WORK TO COMPLETE:
Print out the material that follows word for word.

ENTRIES SUPPLIED:
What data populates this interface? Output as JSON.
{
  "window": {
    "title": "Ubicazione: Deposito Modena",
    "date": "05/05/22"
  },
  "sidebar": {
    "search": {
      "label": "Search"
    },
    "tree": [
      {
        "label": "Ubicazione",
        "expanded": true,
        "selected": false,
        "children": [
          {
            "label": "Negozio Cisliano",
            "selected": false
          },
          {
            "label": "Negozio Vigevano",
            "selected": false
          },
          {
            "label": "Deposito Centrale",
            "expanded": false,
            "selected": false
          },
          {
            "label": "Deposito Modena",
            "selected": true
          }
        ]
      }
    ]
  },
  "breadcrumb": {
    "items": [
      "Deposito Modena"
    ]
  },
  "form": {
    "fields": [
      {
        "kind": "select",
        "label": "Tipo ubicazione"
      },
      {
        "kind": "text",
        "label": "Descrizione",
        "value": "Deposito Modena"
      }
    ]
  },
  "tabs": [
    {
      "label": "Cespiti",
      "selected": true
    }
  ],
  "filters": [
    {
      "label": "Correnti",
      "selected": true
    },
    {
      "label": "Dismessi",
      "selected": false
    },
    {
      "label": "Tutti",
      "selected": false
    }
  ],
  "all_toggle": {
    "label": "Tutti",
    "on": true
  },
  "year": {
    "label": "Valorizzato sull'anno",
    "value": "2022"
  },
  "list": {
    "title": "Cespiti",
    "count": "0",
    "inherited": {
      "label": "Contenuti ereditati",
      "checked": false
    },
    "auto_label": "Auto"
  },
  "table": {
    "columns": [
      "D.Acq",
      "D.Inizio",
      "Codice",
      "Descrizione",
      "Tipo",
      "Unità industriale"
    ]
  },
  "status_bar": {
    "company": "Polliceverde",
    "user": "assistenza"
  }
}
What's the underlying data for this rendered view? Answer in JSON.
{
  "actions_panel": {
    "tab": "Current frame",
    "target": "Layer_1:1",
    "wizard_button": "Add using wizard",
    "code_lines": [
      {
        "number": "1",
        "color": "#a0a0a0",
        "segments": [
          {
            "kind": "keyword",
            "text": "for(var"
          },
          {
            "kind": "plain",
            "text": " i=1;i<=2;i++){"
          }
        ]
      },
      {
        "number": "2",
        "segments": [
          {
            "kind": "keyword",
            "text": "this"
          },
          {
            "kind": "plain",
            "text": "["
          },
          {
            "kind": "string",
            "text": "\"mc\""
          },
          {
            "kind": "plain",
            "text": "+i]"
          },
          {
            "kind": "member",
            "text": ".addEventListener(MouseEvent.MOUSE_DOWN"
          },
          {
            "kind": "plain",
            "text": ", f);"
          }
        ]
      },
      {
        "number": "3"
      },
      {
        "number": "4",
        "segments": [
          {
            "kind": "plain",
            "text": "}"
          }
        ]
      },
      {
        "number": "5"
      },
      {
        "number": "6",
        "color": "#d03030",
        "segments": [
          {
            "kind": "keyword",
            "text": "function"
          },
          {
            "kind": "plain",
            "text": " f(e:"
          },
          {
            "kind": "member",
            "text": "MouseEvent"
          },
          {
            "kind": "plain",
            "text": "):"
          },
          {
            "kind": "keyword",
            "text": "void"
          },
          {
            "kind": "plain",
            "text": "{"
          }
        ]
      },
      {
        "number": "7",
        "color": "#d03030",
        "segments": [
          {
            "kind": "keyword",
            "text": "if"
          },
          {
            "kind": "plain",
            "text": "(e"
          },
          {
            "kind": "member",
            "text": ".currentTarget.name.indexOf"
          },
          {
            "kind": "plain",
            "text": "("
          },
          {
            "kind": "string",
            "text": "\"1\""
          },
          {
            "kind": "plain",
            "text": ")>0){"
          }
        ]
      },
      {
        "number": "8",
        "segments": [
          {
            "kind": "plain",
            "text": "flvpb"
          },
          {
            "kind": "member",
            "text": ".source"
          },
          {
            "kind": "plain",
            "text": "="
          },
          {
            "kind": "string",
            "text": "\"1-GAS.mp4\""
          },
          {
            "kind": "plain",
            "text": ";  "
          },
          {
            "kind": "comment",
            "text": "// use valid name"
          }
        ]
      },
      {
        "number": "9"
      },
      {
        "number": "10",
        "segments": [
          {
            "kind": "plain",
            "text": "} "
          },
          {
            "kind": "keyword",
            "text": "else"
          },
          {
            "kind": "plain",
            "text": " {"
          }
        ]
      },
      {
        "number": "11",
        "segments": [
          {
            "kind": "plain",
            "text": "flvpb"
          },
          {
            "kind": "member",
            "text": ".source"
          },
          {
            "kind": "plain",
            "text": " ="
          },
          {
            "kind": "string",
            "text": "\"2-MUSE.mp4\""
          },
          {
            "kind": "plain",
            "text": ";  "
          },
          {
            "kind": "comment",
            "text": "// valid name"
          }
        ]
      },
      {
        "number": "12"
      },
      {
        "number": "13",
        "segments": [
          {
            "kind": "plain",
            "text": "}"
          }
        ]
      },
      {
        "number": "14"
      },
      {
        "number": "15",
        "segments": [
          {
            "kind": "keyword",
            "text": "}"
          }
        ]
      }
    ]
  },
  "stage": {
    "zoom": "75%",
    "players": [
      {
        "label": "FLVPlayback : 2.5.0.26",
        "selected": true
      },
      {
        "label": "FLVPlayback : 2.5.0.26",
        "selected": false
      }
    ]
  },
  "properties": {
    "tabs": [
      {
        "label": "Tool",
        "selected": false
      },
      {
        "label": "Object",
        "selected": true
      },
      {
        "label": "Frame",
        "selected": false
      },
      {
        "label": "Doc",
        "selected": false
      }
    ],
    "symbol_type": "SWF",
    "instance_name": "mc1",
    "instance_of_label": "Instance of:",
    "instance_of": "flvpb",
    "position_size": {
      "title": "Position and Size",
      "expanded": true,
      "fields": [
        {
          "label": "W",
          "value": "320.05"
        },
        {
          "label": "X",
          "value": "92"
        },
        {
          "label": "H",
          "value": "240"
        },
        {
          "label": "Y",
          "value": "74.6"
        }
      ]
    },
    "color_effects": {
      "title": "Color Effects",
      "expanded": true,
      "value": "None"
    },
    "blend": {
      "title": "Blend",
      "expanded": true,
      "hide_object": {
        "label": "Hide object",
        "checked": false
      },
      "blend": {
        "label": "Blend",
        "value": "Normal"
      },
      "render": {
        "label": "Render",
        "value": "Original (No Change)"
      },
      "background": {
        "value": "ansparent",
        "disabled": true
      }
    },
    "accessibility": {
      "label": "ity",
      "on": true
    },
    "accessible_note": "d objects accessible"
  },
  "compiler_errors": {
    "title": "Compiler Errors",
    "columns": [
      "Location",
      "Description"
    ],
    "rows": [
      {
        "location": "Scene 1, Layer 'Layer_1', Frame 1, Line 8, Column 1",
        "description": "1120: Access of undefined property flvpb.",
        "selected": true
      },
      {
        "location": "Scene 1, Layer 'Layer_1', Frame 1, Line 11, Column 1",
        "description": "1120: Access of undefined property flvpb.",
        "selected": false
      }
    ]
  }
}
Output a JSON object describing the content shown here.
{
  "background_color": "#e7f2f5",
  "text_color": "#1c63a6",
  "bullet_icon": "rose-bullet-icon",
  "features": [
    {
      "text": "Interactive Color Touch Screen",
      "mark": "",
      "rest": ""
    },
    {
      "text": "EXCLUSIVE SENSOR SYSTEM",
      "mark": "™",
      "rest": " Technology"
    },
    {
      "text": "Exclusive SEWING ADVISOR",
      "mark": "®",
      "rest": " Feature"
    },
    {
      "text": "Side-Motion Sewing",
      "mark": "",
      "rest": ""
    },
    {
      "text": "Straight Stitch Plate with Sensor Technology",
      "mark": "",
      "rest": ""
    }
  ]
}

SOLUTION TO THIS TASK:
What data populates this interface? Output as JSON.
{
  "window": {
    "title": "Ubicazione: Deposito Modena",
    "date": "05/05/22"
  },
  "sidebar": {
    "search": {
      "label": "Search"
    },
    "tree": [
      {
        "label": "Ubicazione",
        "expanded": true,
        "selected": false,
        "children": [
          {
            "label": "Negozio Cisliano",
            "selected": false
          },
          {
            "label": "Negozio Vigevano",
            "selected": false
          },
          {
            "label": "Deposito Centrale",
            "expanded": false,
            "selected": false
          },
          {
            "label": "Deposito Modena",
            "selected": true
          }
        ]
      }
    ]
  },
  "breadcrumb": {
    "items": [
      "Deposito Modena"
    ]
  },
  "form": {
    "fields": [
      {
        "kind": "select",
        "label": "Tipo ubicazione"
      },
      {
        "kind": "text",
        "label": "Descrizione",
        "value": "Deposito Modena"
      }
    ]
  },
  "tabs": [
    {
      "label": "Cespiti",
      "selected": true
    }
  ],
  "filters": [
    {
      "label": "Correnti",
      "selected": true
    },
    {
      "label": "Dismessi",
      "selected": false
    },
    {
      "label": "Tutti",
      "selected": false
    }
  ],
  "all_toggle": {
    "label": "Tutti",
    "on": true
  },
  "year": {
    "label": "Valorizzato sull'anno",
    "value": "2022"
  },
  "list": {
    "title": "Cespiti",
    "count": "0",
    "inherited": {
      "label": "Contenuti ereditati",
      "checked": false
    },
    "auto_label": "Auto"
  },
  "table": {
    "columns": [
      "D.Acq",
      "D.Inizio",
      "Codice",
      "Descrizione",
      "Tipo",
      "Unità industriale"
    ]
  },
  "status_bar": {
    "company": "Polliceverde",
    "user": "assistenza"
  }
}
What's the underlying data for this rendered view? Answer in JSON.
{
  "actions_panel": {
    "tab": "Current frame",
    "target": "Layer_1:1",
    "wizard_button": "Add using wizard",
    "code_lines": [
      {
        "number": "1",
        "color": "#a0a0a0",
        "segments": [
          {
            "kind": "keyword",
            "text": "for(var"
          },
          {
            "kind": "plain",
            "text": " i=1;i<=2;i++){"
          }
        ]
      },
      {
        "number": "2",
        "segments": [
          {
            "kind": "keyword",
            "text": "this"
          },
          {
            "kind": "plain",
            "text": "["
          },
          {
            "kind": "string",
            "text": "\"mc\""
          },
          {
            "kind": "plain",
            "text": "+i]"
          },
          {
            "kind": "member",
            "text": ".addEventListener(MouseEvent.MOUSE_DOWN"
          },
          {
            "kind": "plain",
            "text": ", f);"
          }
        ]
      },
      {
        "number": "3"
      },
      {
        "number": "4",
        "segments": [
          {
            "kind": "plain",
            "text": "}"
          }
        ]
      },
      {
        "number": "5"
      },
      {
        "number": "6",
        "color": "#d03030",
        "segments": [
          {
            "kind": "keyword",
            "text": "function"
          },
          {
            "kind": "plain",
            "text": " f(e:"
          },
          {
            "kind": "member",
            "text": "MouseEvent"
          },
          {
            "kind": "plain",
            "text": "):"
          },
          {
            "kind": "keyword",
            "text": "void"
          },
          {
            "kind": "plain",
            "text": "{"
          }
        ]
      },
      {
        "number": "7",
        "color": "#d03030",
        "segments": [
          {
            "kind": "keyword",
            "text": "if"
          },
          {
            "kind": "plain",
            "text": "(e"
          },
          {
            "kind": "member",
            "text": ".currentTarget.name.indexOf"
          },
          {
            "kind": "plain",
            "text": "("
          },
          {
            "kind": "string",
            "text": "\"1\""
          },
          {
            "kind": "plain",
            "text": ")>0){"
          }
        ]
      },
      {
        "number": "8",
        "segments": [
          {
            "kind": "plain",
            "text": "flvpb"
          },
          {
            "kind": "member",
            "text": ".source"
          },
          {
            "kind": "plain",
            "text": "="
          },
          {
            "kind": "string",
            "text": "\"1-GAS.mp4\""
          },
          {
            "kind": "plain",
            "text": ";  "
          },
          {
            "kind": "comment",
            "text": "// use valid name"
          }
        ]
      },
      {
        "number": "9"
      },
      {
        "number": "10",
        "segments": [
          {
            "kind": "plain",
            "text": "} "
          },
          {
            "kind": "keyword",
            "text": "else"
          },
          {
            "kind": "plain",
            "text": " {"
          }
        ]
      },
      {
        "number": "11",
        "segments": [
          {
            "kind": "plain",
            "text": "flvpb"
          },
          {
            "kind": "member",
            "text": ".source"
          },
          {
            "kind": "plain",
            "text": " ="
          },
          {
            "kind": "string",
            "text": "\"2-MUSE.mp4\""
          },
          {
            "kind": "plain",
            "text": ";  "
          },
          {
            "kind": "comment",
            "text": "// valid name"
          }
        ]
      },
      {
        "number": "12"
      },
      {
        "number": "13",
        "segments": [
          {
            "kind": "plain",
            "text": "}"
          }
        ]
      },
      {
        "number": "14"
      },
      {
        "number": "15",
        "segments": [
          {
            "kind": "keyword",
            "text": "}"
          }
        ]
      }
    ]
  },
  "stage": {
    "zoom": "75%",
    "players": [
      {
        "label": "FLVPlayback : 2.5.0.26",
        "selected": true
      },
      {
        "label": "FLVPlayback : 2.5.0.26",
        "selected": false
      }
    ]
  },
  "properties": {
    "tabs": [
      {
        "label": "Tool",
        "selected": false
      },
      {
        "label": "Object",
        "selected": true
      },
      {
        "label": "Frame",
        "selected": false
      },
      {
        "label": "Doc",
        "selected": false
      }
    ],
    "symbol_type": "SWF",
    "instance_name": "mc1",
    "instance_of_label": "Instance of:",
    "instance_of": "flvpb",
    "position_size": {
      "title": "Position and Size",
      "expanded": true,
      "fields": [
        {
          "label": "W",
          "value": "320.05"
        },
        {
          "label": "X",
          "value": "92"
        },
        {
          "label": "H",
          "value": "240"
        },
        {
          "label": "Y",
          "value": "74.6"
        }
      ]
    },
    "color_effects": {
      "title": "Color Effects",
      "expanded": true,
      "value": "None"
    },
    "blend": {
      "title": "Blend",
      "expanded": true,
      "hide_object": {
        "label": "Hide object",
        "checked": false
      },
      "blend": {
        "label": "Blend",
        "value": "Normal"
      },
      "render": {
        "label": "Render",
        "value": "Original (No Change)"
      },
      "background": {
        "value": "ansparent",
        "disabled": true
      }
    },
    "accessibility": {
      "label": "ity",
      "on": true
    },
    "accessible_note": "d objects accessible"
  },
  "compiler_errors": {
    "title": "Compiler Errors",
    "columns": [
      "Location",
      "Description"
    ],
    "rows": [
      {
        "location": "Scene 1, Layer 'Layer_1', Frame 1, Line 8, Column 1",
        "description": "1120: Access of undefined property flvpb.",
        "selected": true
      },
      {
        "location": "Scene 1, Layer 'Layer_1', Frame 1, Line 11, Column 1",
        "description": "1120: Access of undefined property flvpb.",
        "selected": false
      }
    ]
  }
}
Output a JSON object describing the content shown here.
{
  "background_color": "#e7f2f5",
  "text_color": "#1c63a6",
  "bullet_icon": "rose-bullet-icon",
  "features": [
    {
      "text": "Interactive Color Touch Screen",
      "mark": "",
      "rest": ""
    },
    {
      "text": "EXCLUSIVE SENSOR SYSTEM",
      "mark": "™",
      "rest": " Technology"
    },
    {
      "text": "Exclusive SEWING ADVISOR",
      "mark": "®",
      "rest": " Feature"
    },
    {
      "text": "Side-Motion Sewing",
      "mark": "",
      "rest": ""
    },
    {
      "text": "Straight Stitch Plate with Sensor Technology",
      "mark": "",
      "rest": ""
    }
  ]
}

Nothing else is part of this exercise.